# THE INPUT
◇ ◇ ◇ ◇
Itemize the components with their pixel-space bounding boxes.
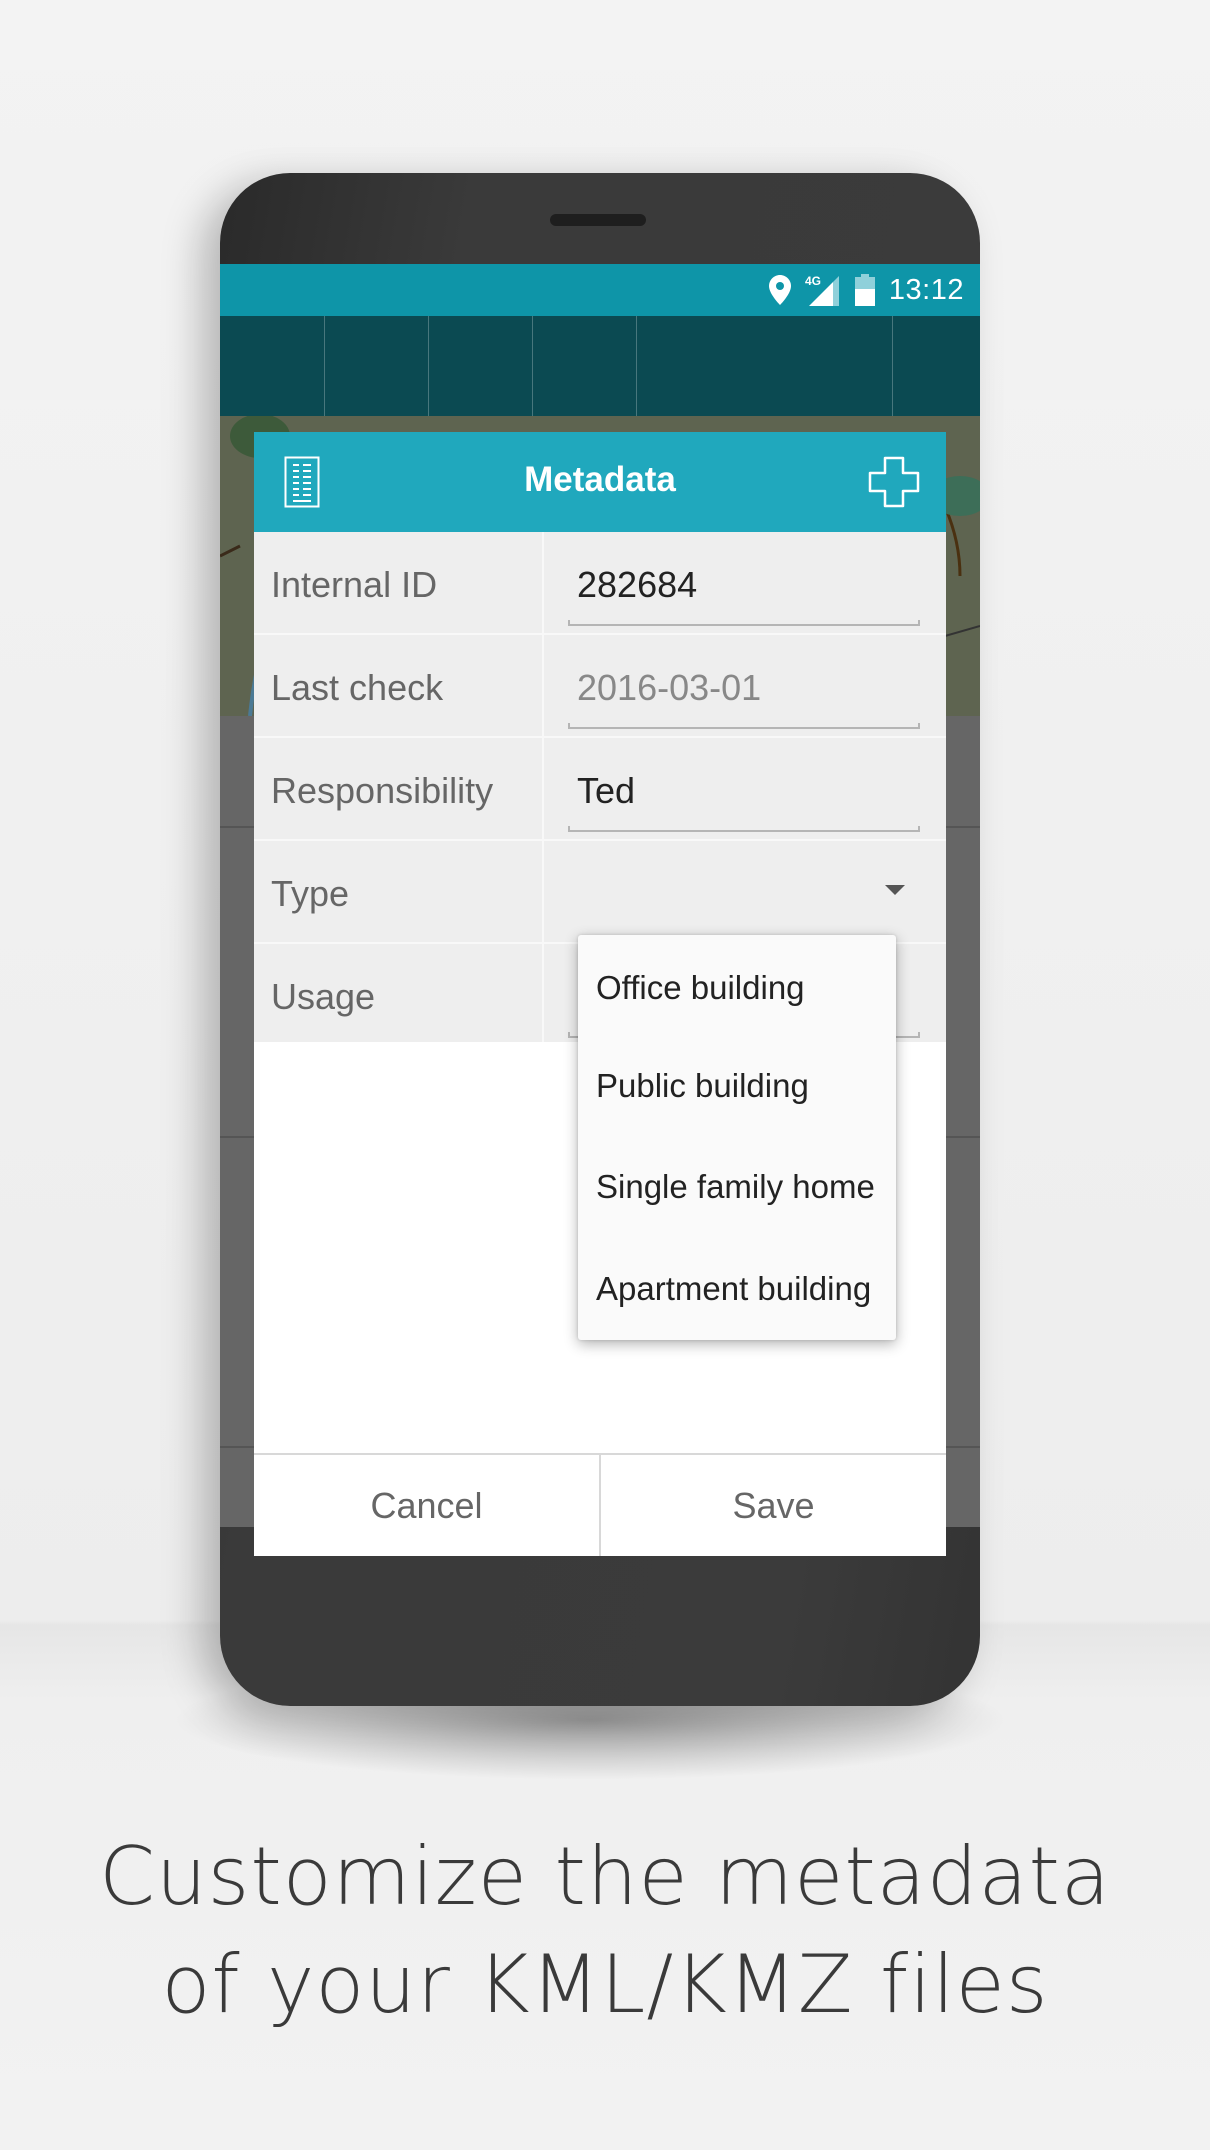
type-dropdown-caret-icon[interactable] (885, 885, 905, 895)
metadata-dialog: Metadata Internal ID 282684 Last check 2… (254, 432, 946, 1563)
dialog-title: Metadata (524, 460, 676, 499)
input-underline (568, 723, 920, 729)
field-row-responsibility: Responsibility Ted (254, 738, 946, 841)
caption-line-2: of your KML/KMZ files (161, 1938, 1049, 2031)
phone-speaker (550, 214, 646, 226)
battery-icon (854, 274, 875, 306)
field-label: Last check (271, 667, 444, 708)
caption-line-1: Customize the metadata (99, 1830, 1111, 1923)
svg-text:4G: 4G (805, 274, 821, 288)
cancel-button[interactable]: Cancel (254, 1455, 599, 1556)
status-time: 13:12 (888, 273, 964, 306)
internal-id-input[interactable]: 282684 (577, 564, 697, 606)
field-label: Internal ID (271, 564, 438, 605)
save-button[interactable]: Save (599, 1455, 946, 1556)
status-bar: 4G 13:12 (220, 264, 980, 316)
add-plus-icon[interactable] (868, 456, 920, 508)
location-icon (768, 275, 791, 305)
last-check-input[interactable]: 2016-03-01 (577, 667, 761, 709)
dropdown-option[interactable]: Office building (578, 945, 896, 1035)
dialog-header: Metadata (254, 432, 946, 532)
field-row-type: Type (254, 841, 946, 944)
dropdown-option[interactable]: Apartment building (578, 1238, 896, 1340)
dropdown-option[interactable]: Single family home (578, 1137, 896, 1239)
field-row-last-check: Last check 2016-03-01 (254, 635, 946, 738)
type-dropdown-menu: Office building Public building Single f… (578, 935, 896, 1340)
field-label: Responsibility (271, 770, 494, 811)
field-row-internal-id: Internal ID 282684 (254, 532, 946, 635)
app-toolbar (220, 316, 980, 416)
field-label: Usage (271, 976, 376, 1017)
input-underline (568, 826, 920, 832)
field-label: Type (271, 873, 350, 914)
dropdown-option[interactable]: Public building (578, 1035, 896, 1137)
responsibility-input[interactable]: Ted (577, 770, 635, 812)
dialog-actions: Cancel Save (254, 1453, 946, 1556)
signal-4g-icon: 4G (805, 274, 839, 306)
input-underline (568, 620, 920, 626)
phone-mockup: 4G 13:12 Metadata Internal ID 282684 Las… (220, 173, 980, 1706)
◇ ◇ ◇ ◇
# WORK TO DO
Output every line above as a JSON list of strings, one string per line, with blank lines and pictures left out.

# ANSWER TO THE TASK
[
  "Itemize the components with their pixel-space bounding boxes.",
  "type-dropdown-caret-icon[interactable] (885, 885, 905, 895)",
  "metadata-dialog: Metadata Internal ID 282684 Last check 2… (254, 432, 946, 1563)",
  "dialog-title: Metadata (524, 460, 676, 499)",
  "input-underline (568, 723, 920, 729)",
  "field-row-responsibility: Responsibility Ted (254, 738, 946, 841)",
  "caption-line-2: of your KML/KMZ files (161, 1938, 1049, 2031)",
  "phone-speaker (550, 214, 646, 226)",
  "battery-icon (854, 274, 875, 306)",
  "field-label: Last check (271, 667, 444, 708)",
  "caption-line-1: Customize the metadata (99, 1830, 1111, 1923)",
  "svg-text:4G: 4G (805, 274, 821, 288)",
  "cancel-button[interactable]: Cancel (254, 1455, 599, 1556)",
  "status-time: 13:12 (888, 273, 964, 306)",
  "internal-id-input[interactable]: 282684 (577, 564, 697, 606)",
  "field-label: Internal ID (271, 564, 438, 605)",
  "save-button[interactable]: Save (599, 1455, 946, 1556)",
  "status-bar: 4G 13:12 (220, 264, 980, 316)",
  "add-plus-icon[interactable] (868, 456, 920, 508)",
  "location-icon (768, 275, 791, 305)",
  "last-check-input[interactable]: 2016-03-01 (577, 667, 761, 709)",
  "dropdown-option[interactable]: Office building (578, 945, 896, 1035)",
  "dialog-header: Metadata (254, 432, 946, 532)",
  "field-row-type: Type (254, 841, 946, 944)",
  "dropdown-option[interactable]: Apartment building (578, 1238, 896, 1340)",
  "dropdown-option[interactable]: Single family home (578, 1137, 896, 1239)",
  "field-row-last-check: Last check 2016-03-01 (254, 635, 946, 738)",
  "type-dropdown-menu: Office building Public building Single f… (578, 935, 896, 1340)",
  "field-label: Responsibility (271, 770, 494, 811)",
  "field-row-internal-id: Internal ID 282684 (254, 532, 946, 635)",
  "app-toolbar (220, 316, 980, 416)",
  "field-label: Usage (271, 976, 376, 1017)",
  "input-underline (568, 826, 920, 832)",
  "field-label: Type (271, 873, 350, 914)",
  "dropdown-option[interactable]: Public building (578, 1035, 896, 1137)",
  "responsibility-input[interactable]: Ted (577, 770, 635, 812)",
  "dialog-actions: Cancel Save (254, 1453, 946, 1556)",
  "signal-4g-icon: 4G (805, 274, 839, 306)",
  "input-underline (568, 620, 920, 626)",
  "phone-mockup: 4G 13:12 Metadata Internal ID 282684 Las… (220, 173, 980, 1706)"
]